▸ PROBLEM STATEMENT
Retype all the entries word for word, but omit the pictures.

● ● ● ● ●

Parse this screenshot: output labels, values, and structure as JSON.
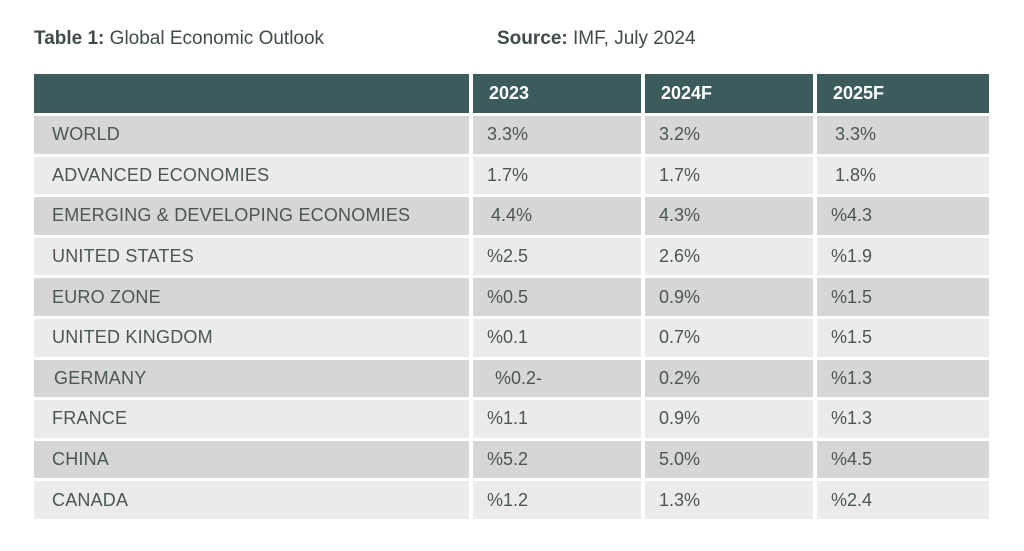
{
  "caption": {
    "table_label": "Table 1:",
    "table_title": "Global Economic Outlook",
    "source_label": "Source:",
    "source_value": "IMF, July 2024"
  },
  "columns": [
    "",
    "2023",
    "2024F",
    "2025F"
  ],
  "rows": [
    {
      "name": "WORLD",
      "y2023": "3.3%",
      "y2024": "3.2%",
      "y2025": "3.3%"
    },
    {
      "name": "ADVANCED ECONOMIES",
      "y2023": "1.7%",
      "y2024": "1.7%",
      "y2025": "1.8%"
    },
    {
      "name": "EMERGING & DEVELOPING ECONOMIES",
      "y2023": "4.4%",
      "y2024": "4.3%",
      "y2025": "%4.3"
    },
    {
      "name": "UNITED STATES",
      "y2023": "%2.5",
      "y2024": "2.6%",
      "y2025": "%1.9"
    },
    {
      "name": "EURO ZONE",
      "y2023": "%0.5",
      "y2024": "0.9%",
      "y2025": "%1.5"
    },
    {
      "name": "UNITED KINGDOM",
      "y2023": "%0.1",
      "y2024": "0.7%",
      "y2025": "%1.5"
    },
    {
      "name": "GERMANY",
      "y2023": "%0.2-",
      "y2024": "0.2%",
      "y2025": "%1.3"
    },
    {
      "name": "FRANCE",
      "y2023": "%1.1",
      "y2024": "0.9%",
      "y2025": "%1.3"
    },
    {
      "name": "CHINA",
      "y2023": "%5.2",
      "y2024": "5.0%",
      "y2025": "%4.5"
    },
    {
      "name": "CANADA",
      "y2023": "%1.2",
      "y2024": "1.3%",
      "y2025": "%2.4"
    }
  ],
  "colors": {
    "header_bg": "#3b5b5c",
    "row_dark": "#d6d6d6",
    "row_light": "#ebebeb"
  }
}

● ● ● ● ●

▸ TASK RESPONSE
Parse this screenshot: output labels, values, and structure as JSON.
{
  "caption": {
    "table_label": "Table 1:",
    "table_title": "Global Economic Outlook",
    "source_label": "Source:",
    "source_value": "IMF, July 2024"
  },
  "columns": [
    "",
    "2023",
    "2024F",
    "2025F"
  ],
  "rows": [
    {
      "name": "WORLD",
      "y2023": "3.3%",
      "y2024": "3.2%",
      "y2025": "3.3%"
    },
    {
      "name": "ADVANCED ECONOMIES",
      "y2023": "1.7%",
      "y2024": "1.7%",
      "y2025": "1.8%"
    },
    {
      "name": "EMERGING & DEVELOPING ECONOMIES",
      "y2023": "4.4%",
      "y2024": "4.3%",
      "y2025": "%4.3"
    },
    {
      "name": "UNITED STATES",
      "y2023": "%2.5",
      "y2024": "2.6%",
      "y2025": "%1.9"
    },
    {
      "name": "EURO ZONE",
      "y2023": "%0.5",
      "y2024": "0.9%",
      "y2025": "%1.5"
    },
    {
      "name": "UNITED KINGDOM",
      "y2023": "%0.1",
      "y2024": "0.7%",
      "y2025": "%1.5"
    },
    {
      "name": "GERMANY",
      "y2023": "%0.2-",
      "y2024": "0.2%",
      "y2025": "%1.3"
    },
    {
      "name": "FRANCE",
      "y2023": "%1.1",
      "y2024": "0.9%",
      "y2025": "%1.3"
    },
    {
      "name": "CHINA",
      "y2023": "%5.2",
      "y2024": "5.0%",
      "y2025": "%4.5"
    },
    {
      "name": "CANADA",
      "y2023": "%1.2",
      "y2024": "1.3%",
      "y2025": "%2.4"
    }
  ],
  "colors": {
    "header_bg": "#3b5b5c",
    "row_dark": "#d6d6d6",
    "row_light": "#ebebeb"
  }
}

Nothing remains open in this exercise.